Your objective »
Output all of the records exactly as written.

Data in this exercise »
***

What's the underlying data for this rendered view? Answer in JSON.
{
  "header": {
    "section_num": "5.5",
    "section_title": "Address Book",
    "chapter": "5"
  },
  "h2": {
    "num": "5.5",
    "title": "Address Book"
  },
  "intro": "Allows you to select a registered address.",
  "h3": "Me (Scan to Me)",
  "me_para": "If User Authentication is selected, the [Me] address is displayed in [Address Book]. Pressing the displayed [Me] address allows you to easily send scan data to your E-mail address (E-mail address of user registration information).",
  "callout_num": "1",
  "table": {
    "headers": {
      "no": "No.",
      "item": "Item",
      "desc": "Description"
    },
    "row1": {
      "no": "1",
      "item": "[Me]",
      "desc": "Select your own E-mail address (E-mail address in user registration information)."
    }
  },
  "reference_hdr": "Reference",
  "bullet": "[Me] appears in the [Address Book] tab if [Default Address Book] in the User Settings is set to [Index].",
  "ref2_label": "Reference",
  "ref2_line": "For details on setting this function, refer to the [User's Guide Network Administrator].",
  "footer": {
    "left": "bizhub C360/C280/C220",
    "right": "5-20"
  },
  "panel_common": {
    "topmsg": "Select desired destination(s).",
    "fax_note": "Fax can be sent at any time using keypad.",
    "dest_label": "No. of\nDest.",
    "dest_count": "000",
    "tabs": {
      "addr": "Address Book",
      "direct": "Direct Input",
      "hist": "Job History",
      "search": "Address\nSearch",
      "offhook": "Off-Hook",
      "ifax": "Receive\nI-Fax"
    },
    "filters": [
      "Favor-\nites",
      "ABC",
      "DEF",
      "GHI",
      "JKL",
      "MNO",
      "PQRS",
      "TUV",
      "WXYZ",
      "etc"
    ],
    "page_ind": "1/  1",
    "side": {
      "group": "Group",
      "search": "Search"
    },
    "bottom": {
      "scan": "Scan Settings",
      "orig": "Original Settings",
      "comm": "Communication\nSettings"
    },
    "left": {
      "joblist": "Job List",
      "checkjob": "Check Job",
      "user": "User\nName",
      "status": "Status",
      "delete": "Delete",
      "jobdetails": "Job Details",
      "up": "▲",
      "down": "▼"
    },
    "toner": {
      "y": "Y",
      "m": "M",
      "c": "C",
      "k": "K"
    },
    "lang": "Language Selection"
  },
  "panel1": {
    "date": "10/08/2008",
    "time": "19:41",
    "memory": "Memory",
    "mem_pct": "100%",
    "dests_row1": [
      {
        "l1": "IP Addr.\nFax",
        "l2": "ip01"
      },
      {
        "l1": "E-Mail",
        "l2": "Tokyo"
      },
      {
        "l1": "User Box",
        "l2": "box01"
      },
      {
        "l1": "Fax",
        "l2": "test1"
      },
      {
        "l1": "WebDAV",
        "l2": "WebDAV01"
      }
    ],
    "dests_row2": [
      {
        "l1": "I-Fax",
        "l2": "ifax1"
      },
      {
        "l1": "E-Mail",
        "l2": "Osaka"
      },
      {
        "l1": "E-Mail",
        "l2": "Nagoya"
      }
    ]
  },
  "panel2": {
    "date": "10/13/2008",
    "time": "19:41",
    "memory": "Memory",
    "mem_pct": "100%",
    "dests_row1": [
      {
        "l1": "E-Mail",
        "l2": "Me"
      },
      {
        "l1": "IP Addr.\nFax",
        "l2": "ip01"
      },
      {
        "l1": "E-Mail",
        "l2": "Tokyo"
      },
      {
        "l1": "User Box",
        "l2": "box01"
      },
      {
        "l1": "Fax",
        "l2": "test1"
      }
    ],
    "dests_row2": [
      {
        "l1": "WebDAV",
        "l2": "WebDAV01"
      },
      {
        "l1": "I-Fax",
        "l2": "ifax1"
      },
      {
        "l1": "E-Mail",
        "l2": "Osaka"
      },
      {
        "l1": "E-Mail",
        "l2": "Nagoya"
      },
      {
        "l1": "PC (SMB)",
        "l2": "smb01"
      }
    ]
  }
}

***

Solution to this problem »
What's the underlying data for this rendered view? Answer in JSON.
{
  "header": {
    "section_num": "5.5",
    "section_title": "Address Book",
    "chapter": "5"
  },
  "h2": {
    "num": "5.5",
    "title": "Address Book"
  },
  "intro": "Allows you to select a registered address.",
  "h3": "Me (Scan to Me)",
  "me_para": "If User Authentication is selected, the [Me] address is displayed in [Address Book]. Pressing the displayed [Me] address allows you to easily send scan data to your E-mail address (E-mail address of user registration information).",
  "callout_num": "1",
  "table": {
    "headers": {
      "no": "No.",
      "item": "Item",
      "desc": "Description"
    },
    "row1": {
      "no": "1",
      "item": "[Me]",
      "desc": "Select your own E-mail address (E-mail address in user registration information)."
    }
  },
  "reference_hdr": "Reference",
  "bullet": "[Me] appears in the [Address Book] tab if [Default Address Book] in the User Settings is set to [Index].",
  "ref2_label": "Reference",
  "ref2_line": "For details on setting this function, refer to the [User's Guide Network Administrator].",
  "footer": {
    "left": "bizhub C360/C280/C220",
    "right": "5-20"
  },
  "panel_common": {
    "topmsg": "Select desired destination(s).",
    "fax_note": "Fax can be sent at any time using keypad.",
    "dest_label": "No. of\nDest.",
    "dest_count": "000",
    "tabs": {
      "addr": "Address Book",
      "direct": "Direct Input",
      "hist": "Job History",
      "search": "Address\nSearch",
      "offhook": "Off-Hook",
      "ifax": "Receive\nI-Fax"
    },
    "filters": [
      "Favor-\nites",
      "ABC",
      "DEF",
      "GHI",
      "JKL",
      "MNO",
      "PQRS",
      "TUV",
      "WXYZ",
      "etc"
    ],
    "page_ind": "1/  1",
    "side": {
      "group": "Group",
      "search": "Search"
    },
    "bottom": {
      "scan": "Scan Settings",
      "orig": "Original Settings",
      "comm": "Communication\nSettings"
    },
    "left": {
      "joblist": "Job List",
      "checkjob": "Check Job",
      "user": "User\nName",
      "status": "Status",
      "delete": "Delete",
      "jobdetails": "Job Details",
      "up": "▲",
      "down": "▼"
    },
    "toner": {
      "y": "Y",
      "m": "M",
      "c": "C",
      "k": "K"
    },
    "lang": "Language Selection"
  },
  "panel1": {
    "date": "10/08/2008",
    "time": "19:41",
    "memory": "Memory",
    "mem_pct": "100%",
    "dests_row1": [
      {
        "l1": "IP Addr.\nFax",
        "l2": "ip01"
      },
      {
        "l1": "E-Mail",
        "l2": "Tokyo"
      },
      {
        "l1": "User Box",
        "l2": "box01"
      },
      {
        "l1": "Fax",
        "l2": "test1"
      },
      {
        "l1": "WebDAV",
        "l2": "WebDAV01"
      }
    ],
    "dests_row2": [
      {
        "l1": "I-Fax",
        "l2": "ifax1"
      },
      {
        "l1": "E-Mail",
        "l2": "Osaka"
      },
      {
        "l1": "E-Mail",
        "l2": "Nagoya"
      }
    ]
  },
  "panel2": {
    "date": "10/13/2008",
    "time": "19:41",
    "memory": "Memory",
    "mem_pct": "100%",
    "dests_row1": [
      {
        "l1": "E-Mail",
        "l2": "Me"
      },
      {
        "l1": "IP Addr.\nFax",
        "l2": "ip01"
      },
      {
        "l1": "E-Mail",
        "l2": "Tokyo"
      },
      {
        "l1": "User Box",
        "l2": "box01"
      },
      {
        "l1": "Fax",
        "l2": "test1"
      }
    ],
    "dests_row2": [
      {
        "l1": "WebDAV",
        "l2": "WebDAV01"
      },
      {
        "l1": "I-Fax",
        "l2": "ifax1"
      },
      {
        "l1": "E-Mail",
        "l2": "Osaka"
      },
      {
        "l1": "E-Mail",
        "l2": "Nagoya"
      },
      {
        "l1": "PC (SMB)",
        "l2": "smb01"
      }
    ]
  }
}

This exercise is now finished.